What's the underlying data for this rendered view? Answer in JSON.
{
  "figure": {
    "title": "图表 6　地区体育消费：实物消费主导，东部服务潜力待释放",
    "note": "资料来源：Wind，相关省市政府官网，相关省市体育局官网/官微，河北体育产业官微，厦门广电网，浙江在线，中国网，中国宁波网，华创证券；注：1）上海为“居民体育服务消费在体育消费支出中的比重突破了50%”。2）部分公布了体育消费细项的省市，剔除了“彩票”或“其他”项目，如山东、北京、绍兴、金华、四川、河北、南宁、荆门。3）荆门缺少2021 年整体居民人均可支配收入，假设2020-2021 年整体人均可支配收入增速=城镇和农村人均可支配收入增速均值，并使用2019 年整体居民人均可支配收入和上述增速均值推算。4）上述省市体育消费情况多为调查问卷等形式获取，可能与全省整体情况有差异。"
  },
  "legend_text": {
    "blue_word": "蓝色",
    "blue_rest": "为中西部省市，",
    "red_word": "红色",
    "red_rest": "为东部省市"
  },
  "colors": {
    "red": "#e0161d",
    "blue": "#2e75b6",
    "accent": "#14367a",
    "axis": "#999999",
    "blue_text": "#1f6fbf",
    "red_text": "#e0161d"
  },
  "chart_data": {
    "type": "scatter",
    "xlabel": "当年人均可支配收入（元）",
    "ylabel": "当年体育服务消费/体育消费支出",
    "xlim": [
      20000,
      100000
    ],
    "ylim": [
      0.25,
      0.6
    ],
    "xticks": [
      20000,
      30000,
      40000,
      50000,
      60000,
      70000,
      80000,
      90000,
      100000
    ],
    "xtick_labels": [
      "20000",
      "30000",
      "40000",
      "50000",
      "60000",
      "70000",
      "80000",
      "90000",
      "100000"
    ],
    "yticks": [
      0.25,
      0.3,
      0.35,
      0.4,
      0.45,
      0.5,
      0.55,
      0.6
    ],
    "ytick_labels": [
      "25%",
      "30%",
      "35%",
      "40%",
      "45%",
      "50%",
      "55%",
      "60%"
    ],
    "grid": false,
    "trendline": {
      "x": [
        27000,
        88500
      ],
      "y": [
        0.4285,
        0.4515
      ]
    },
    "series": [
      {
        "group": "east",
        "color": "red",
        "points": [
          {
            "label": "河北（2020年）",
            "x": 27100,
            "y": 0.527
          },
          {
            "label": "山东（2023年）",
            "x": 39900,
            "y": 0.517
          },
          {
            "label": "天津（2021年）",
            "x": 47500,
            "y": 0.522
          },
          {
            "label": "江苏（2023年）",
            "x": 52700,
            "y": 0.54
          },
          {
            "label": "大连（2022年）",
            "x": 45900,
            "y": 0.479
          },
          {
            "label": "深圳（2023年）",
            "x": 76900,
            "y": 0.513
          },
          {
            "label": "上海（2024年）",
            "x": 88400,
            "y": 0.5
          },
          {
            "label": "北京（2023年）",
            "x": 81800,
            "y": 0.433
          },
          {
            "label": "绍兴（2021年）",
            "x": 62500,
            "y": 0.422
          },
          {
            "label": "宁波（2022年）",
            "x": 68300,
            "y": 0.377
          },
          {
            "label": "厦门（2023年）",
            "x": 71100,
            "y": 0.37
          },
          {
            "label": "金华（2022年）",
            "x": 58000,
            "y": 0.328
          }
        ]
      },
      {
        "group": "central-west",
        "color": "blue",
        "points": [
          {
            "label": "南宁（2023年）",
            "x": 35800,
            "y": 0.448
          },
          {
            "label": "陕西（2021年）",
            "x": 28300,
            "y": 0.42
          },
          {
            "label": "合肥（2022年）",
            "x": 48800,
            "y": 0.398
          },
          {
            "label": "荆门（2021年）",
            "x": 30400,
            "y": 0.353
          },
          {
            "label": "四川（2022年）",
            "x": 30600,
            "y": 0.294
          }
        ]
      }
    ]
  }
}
___
> _Task to carry out_: Repeat the material above in full, keeping every word.

> _Expected output_:
What's the underlying data for this rendered view? Answer in JSON.
{
  "figure": {
    "title": "图表 6　地区体育消费：实物消费主导，东部服务潜力待释放",
    "note": "资料来源：Wind，相关省市政府官网，相关省市体育局官网/官微，河北体育产业官微，厦门广电网，浙江在线，中国网，中国宁波网，华创证券；注：1）上海为“居民体育服务消费在体育消费支出中的比重突破了50%”。2）部分公布了体育消费细项的省市，剔除了“彩票”或“其他”项目，如山东、北京、绍兴、金华、四川、河北、南宁、荆门。3）荆门缺少2021 年整体居民人均可支配收入，假设2020-2021 年整体人均可支配收入增速=城镇和农村人均可支配收入增速均值，并使用2019 年整体居民人均可支配收入和上述增速均值推算。4）上述省市体育消费情况多为调查问卷等形式获取，可能与全省整体情况有差异。"
  },
  "legend_text": {
    "blue_word": "蓝色",
    "blue_rest": "为中西部省市，",
    "red_word": "红色",
    "red_rest": "为东部省市"
  },
  "colors": {
    "red": "#e0161d",
    "blue": "#2e75b6",
    "accent": "#14367a",
    "axis": "#999999",
    "blue_text": "#1f6fbf",
    "red_text": "#e0161d"
  },
  "chart_data": {
    "type": "scatter",
    "xlabel": "当年人均可支配收入（元）",
    "ylabel": "当年体育服务消费/体育消费支出",
    "xlim": [
      20000,
      100000
    ],
    "ylim": [
      0.25,
      0.6
    ],
    "xticks": [
      20000,
      30000,
      40000,
      50000,
      60000,
      70000,
      80000,
      90000,
      100000
    ],
    "xtick_labels": [
      "20000",
      "30000",
      "40000",
      "50000",
      "60000",
      "70000",
      "80000",
      "90000",
      "100000"
    ],
    "yticks": [
      0.25,
      0.3,
      0.35,
      0.4,
      0.45,
      0.5,
      0.55,
      0.6
    ],
    "ytick_labels": [
      "25%",
      "30%",
      "35%",
      "40%",
      "45%",
      "50%",
      "55%",
      "60%"
    ],
    "grid": false,
    "trendline": {
      "x": [
        27000,
        88500
      ],
      "y": [
        0.4285,
        0.4515
      ]
    },
    "series": [
      {
        "group": "east",
        "color": "red",
        "points": [
          {
            "label": "河北（2020年）",
            "x": 27100,
            "y": 0.527
          },
          {
            "label": "山东（2023年）",
            "x": 39900,
            "y": 0.517
          },
          {
            "label": "天津（2021年）",
            "x": 47500,
            "y": 0.522
          },
          {
            "label": "江苏（2023年）",
            "x": 52700,
            "y": 0.54
          },
          {
            "label": "大连（2022年）",
            "x": 45900,
            "y": 0.479
          },
          {
            "label": "深圳（2023年）",
            "x": 76900,
            "y": 0.513
          },
          {
            "label": "上海（2024年）",
            "x": 88400,
            "y": 0.5
          },
          {
            "label": "北京（2023年）",
            "x": 81800,
            "y": 0.433
          },
          {
            "label": "绍兴（2021年）",
            "x": 62500,
            "y": 0.422
          },
          {
            "label": "宁波（2022年）",
            "x": 68300,
            "y": 0.377
          },
          {
            "label": "厦门（2023年）",
            "x": 71100,
            "y": 0.37
          },
          {
            "label": "金华（2022年）",
            "x": 58000,
            "y": 0.328
          }
        ]
      },
      {
        "group": "central-west",
        "color": "blue",
        "points": [
          {
            "label": "南宁（2023年）",
            "x": 35800,
            "y": 0.448
          },
          {
            "label": "陕西（2021年）",
            "x": 28300,
            "y": 0.42
          },
          {
            "label": "合肥（2022年）",
            "x": 48800,
            "y": 0.398
          },
          {
            "label": "荆门（2021年）",
            "x": 30400,
            "y": 0.353
          },
          {
            "label": "四川（2022年）",
            "x": 30600,
            "y": 0.294
          }
        ]
      }
    ]
  }
}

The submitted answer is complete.